Exercise description ▸ Every line that contains the word "yenge" should be copied.

## begin

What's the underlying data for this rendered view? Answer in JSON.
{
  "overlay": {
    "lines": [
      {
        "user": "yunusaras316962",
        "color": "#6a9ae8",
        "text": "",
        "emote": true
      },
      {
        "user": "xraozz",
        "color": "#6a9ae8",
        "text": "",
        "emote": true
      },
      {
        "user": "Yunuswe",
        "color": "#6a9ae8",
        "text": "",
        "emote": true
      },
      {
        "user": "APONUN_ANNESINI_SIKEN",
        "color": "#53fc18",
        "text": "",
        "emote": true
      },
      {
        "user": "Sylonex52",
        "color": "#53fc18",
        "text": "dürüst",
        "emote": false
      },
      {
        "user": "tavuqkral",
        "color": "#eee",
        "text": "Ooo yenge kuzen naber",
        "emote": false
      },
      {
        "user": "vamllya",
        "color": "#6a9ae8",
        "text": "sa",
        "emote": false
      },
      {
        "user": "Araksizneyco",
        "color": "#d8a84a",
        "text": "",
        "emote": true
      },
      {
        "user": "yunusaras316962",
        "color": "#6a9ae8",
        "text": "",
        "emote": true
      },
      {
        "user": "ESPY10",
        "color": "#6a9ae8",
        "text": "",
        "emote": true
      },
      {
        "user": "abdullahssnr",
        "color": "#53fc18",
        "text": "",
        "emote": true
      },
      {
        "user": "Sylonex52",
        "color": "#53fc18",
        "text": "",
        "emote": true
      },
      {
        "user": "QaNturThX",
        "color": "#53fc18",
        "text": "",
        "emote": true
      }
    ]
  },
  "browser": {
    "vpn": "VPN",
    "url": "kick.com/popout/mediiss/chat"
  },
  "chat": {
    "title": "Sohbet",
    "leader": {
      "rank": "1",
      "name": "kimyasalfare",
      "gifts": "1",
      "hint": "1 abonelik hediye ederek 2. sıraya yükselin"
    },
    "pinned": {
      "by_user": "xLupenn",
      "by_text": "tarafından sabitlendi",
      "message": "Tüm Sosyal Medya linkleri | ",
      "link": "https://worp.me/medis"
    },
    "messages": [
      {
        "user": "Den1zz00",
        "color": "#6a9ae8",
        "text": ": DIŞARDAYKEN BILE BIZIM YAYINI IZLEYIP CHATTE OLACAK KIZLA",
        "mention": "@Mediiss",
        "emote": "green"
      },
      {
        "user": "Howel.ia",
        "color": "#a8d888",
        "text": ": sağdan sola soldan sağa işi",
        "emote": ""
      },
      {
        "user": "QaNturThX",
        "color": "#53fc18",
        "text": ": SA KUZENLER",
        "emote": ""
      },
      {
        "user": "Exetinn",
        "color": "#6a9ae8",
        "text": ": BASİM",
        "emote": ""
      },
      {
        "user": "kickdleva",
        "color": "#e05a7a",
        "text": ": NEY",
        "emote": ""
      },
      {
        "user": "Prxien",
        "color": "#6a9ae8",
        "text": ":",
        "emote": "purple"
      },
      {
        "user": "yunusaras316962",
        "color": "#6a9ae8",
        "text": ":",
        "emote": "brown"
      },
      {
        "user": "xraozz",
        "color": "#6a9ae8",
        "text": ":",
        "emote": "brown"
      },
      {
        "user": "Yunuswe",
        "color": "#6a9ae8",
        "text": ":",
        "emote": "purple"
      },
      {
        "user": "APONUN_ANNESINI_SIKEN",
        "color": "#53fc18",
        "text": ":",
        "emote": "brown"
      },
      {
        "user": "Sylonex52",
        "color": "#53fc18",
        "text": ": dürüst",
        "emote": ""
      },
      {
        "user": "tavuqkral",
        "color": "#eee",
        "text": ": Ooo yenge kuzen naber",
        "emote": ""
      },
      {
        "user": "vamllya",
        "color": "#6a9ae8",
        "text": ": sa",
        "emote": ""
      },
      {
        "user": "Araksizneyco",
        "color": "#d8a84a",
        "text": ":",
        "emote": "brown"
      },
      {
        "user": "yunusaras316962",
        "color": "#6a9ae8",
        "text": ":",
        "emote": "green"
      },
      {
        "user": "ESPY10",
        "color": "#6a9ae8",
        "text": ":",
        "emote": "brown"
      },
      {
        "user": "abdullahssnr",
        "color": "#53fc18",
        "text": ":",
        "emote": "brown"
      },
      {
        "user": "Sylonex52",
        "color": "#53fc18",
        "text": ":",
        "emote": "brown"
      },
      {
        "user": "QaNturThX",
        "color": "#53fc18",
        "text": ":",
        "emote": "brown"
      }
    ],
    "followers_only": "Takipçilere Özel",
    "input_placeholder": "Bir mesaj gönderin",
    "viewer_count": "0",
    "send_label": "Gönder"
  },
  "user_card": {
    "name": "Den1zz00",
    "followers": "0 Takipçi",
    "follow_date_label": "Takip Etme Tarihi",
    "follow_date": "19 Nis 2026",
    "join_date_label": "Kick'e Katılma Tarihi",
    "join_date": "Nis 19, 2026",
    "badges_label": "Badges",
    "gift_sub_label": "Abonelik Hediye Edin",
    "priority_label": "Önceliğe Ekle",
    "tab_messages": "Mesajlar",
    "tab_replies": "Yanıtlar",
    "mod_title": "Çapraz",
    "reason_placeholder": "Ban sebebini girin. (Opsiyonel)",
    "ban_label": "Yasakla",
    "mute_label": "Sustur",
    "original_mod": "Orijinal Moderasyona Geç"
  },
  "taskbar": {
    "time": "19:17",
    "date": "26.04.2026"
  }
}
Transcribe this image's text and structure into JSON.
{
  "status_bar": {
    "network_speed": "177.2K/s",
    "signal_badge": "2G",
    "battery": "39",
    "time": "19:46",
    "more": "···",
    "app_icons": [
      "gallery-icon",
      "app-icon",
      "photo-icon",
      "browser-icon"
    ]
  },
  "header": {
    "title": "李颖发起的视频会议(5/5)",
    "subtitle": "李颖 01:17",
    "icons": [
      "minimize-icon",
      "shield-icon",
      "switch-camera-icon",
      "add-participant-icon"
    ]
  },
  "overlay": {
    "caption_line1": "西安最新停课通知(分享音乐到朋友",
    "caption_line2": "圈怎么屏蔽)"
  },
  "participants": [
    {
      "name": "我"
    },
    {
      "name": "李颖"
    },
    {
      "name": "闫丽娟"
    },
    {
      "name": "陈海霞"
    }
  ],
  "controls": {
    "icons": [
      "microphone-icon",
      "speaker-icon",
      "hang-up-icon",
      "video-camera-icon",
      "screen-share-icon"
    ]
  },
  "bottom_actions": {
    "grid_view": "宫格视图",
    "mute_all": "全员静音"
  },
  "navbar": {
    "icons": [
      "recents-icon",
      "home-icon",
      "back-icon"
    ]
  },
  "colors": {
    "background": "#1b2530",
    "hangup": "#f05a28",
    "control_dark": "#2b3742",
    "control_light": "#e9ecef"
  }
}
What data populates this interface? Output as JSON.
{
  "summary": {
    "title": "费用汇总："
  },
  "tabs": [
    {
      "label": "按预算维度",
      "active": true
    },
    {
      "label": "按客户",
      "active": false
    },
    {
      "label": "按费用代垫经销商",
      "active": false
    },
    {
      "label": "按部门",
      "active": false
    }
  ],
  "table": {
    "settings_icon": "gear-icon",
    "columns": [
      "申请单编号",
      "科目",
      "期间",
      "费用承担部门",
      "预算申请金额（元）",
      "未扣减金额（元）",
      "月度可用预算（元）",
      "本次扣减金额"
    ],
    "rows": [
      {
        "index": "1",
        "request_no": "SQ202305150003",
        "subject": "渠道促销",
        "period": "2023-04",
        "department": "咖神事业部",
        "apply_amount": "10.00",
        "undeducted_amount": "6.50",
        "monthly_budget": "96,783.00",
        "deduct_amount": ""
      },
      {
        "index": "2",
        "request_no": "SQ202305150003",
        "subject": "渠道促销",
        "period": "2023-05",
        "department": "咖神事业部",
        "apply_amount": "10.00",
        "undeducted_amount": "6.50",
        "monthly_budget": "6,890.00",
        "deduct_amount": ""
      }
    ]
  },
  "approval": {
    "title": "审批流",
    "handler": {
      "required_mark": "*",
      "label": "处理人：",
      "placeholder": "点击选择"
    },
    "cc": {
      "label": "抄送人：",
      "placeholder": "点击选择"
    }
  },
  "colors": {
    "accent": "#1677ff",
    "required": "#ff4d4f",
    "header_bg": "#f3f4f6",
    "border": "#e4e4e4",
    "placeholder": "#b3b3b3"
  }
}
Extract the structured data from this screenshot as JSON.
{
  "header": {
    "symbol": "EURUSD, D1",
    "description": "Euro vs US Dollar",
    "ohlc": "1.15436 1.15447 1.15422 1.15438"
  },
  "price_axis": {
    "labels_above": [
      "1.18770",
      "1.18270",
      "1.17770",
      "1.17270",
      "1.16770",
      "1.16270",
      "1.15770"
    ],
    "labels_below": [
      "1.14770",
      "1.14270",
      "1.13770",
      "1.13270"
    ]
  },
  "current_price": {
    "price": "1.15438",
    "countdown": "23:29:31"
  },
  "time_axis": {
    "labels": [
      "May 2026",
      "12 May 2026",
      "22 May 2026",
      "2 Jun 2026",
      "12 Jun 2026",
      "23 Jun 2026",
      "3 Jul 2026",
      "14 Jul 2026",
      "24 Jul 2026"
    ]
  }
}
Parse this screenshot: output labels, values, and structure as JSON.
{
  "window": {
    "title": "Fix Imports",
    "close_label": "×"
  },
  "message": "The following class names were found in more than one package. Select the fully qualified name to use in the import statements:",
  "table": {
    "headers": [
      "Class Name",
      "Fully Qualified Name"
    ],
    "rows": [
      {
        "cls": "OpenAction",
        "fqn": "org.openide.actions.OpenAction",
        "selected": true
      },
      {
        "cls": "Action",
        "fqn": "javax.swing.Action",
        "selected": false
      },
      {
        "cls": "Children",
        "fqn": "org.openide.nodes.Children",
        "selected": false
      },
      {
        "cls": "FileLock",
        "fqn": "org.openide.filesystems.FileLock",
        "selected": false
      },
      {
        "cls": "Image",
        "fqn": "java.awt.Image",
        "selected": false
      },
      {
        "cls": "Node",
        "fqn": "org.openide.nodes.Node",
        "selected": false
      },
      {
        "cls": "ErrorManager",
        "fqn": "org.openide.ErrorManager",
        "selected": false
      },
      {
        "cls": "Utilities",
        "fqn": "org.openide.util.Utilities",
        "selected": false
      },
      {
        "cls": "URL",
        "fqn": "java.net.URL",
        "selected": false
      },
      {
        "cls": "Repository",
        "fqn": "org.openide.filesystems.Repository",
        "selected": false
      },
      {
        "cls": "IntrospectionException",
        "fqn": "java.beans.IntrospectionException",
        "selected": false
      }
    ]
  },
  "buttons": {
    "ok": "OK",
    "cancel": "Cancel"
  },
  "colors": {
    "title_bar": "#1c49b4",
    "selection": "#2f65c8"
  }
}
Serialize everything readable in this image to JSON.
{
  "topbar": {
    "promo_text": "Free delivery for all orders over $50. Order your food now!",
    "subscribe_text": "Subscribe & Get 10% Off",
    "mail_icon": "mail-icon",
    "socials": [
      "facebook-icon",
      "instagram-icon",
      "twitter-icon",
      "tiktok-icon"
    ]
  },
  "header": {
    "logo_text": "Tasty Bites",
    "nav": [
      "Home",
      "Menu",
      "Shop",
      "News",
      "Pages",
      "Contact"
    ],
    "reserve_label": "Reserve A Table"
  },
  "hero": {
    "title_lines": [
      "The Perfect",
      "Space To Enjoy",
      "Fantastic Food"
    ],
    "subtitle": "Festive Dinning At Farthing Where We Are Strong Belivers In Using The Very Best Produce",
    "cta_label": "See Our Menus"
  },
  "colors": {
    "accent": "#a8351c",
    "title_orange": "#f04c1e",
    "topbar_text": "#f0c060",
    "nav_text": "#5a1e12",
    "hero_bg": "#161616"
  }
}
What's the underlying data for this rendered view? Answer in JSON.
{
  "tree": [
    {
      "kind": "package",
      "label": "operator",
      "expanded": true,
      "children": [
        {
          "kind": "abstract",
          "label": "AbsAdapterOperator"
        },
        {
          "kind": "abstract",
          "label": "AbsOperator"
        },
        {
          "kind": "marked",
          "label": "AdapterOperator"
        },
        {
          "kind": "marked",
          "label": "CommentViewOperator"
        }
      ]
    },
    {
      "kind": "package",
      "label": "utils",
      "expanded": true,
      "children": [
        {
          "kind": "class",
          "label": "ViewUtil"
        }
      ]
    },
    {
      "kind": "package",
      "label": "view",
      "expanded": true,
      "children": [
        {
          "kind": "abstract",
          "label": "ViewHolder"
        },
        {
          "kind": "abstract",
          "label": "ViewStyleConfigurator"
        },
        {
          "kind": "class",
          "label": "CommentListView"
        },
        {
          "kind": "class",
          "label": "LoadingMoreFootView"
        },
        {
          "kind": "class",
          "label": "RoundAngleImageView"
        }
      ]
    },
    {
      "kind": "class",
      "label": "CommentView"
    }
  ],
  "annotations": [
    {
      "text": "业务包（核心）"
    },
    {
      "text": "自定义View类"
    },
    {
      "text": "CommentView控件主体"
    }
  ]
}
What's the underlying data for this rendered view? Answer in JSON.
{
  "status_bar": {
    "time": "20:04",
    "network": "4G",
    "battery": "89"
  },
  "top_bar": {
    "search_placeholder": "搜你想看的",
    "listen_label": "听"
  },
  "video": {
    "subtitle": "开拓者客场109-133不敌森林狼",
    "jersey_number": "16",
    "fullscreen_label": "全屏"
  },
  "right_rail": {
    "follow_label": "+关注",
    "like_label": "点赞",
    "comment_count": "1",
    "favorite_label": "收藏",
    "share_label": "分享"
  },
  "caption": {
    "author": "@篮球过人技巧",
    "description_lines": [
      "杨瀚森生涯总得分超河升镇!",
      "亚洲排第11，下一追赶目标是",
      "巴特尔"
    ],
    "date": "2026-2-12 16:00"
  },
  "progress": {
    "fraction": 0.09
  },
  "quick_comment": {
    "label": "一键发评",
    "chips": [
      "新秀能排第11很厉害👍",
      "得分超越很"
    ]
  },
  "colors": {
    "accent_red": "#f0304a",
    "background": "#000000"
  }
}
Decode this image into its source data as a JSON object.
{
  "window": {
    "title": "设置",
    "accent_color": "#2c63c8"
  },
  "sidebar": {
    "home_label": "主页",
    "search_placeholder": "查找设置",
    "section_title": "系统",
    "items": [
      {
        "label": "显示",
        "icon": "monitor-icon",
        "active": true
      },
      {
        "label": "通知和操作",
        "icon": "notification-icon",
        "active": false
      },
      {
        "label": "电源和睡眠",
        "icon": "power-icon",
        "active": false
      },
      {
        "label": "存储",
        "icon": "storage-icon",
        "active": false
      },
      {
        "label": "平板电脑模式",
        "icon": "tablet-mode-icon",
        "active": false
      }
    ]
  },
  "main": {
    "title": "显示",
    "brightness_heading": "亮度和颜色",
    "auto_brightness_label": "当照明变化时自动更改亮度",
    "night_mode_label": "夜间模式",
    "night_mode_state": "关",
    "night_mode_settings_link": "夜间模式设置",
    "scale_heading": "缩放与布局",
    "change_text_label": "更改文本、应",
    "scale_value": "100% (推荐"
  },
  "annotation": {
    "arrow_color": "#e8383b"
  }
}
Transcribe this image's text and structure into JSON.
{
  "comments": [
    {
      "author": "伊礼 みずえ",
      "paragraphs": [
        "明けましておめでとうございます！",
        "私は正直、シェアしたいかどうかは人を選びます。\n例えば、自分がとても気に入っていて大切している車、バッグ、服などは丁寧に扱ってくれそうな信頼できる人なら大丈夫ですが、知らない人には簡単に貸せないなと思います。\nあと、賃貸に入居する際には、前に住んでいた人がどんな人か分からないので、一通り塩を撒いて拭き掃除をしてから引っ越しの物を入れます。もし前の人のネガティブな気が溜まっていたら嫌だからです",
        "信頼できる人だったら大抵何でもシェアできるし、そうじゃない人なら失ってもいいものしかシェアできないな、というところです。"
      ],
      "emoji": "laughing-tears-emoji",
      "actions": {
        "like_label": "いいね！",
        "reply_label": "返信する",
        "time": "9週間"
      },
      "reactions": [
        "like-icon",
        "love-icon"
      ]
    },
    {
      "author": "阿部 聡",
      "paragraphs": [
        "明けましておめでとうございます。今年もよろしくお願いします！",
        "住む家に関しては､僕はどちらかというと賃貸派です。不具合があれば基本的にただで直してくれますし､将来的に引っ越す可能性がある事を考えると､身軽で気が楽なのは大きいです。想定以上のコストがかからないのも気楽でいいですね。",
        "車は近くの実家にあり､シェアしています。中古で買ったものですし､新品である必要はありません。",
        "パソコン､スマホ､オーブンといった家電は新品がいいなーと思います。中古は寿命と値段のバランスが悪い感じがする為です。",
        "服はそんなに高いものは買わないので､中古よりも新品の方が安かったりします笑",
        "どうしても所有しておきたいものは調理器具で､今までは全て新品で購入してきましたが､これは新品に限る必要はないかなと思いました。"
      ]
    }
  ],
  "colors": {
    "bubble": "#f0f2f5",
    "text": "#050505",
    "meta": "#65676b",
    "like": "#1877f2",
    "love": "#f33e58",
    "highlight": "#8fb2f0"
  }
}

## end

Result of the task ▸
        "text": "Ooo yenge kuzen naber",
        "text": ": Ooo yenge kuzen naber",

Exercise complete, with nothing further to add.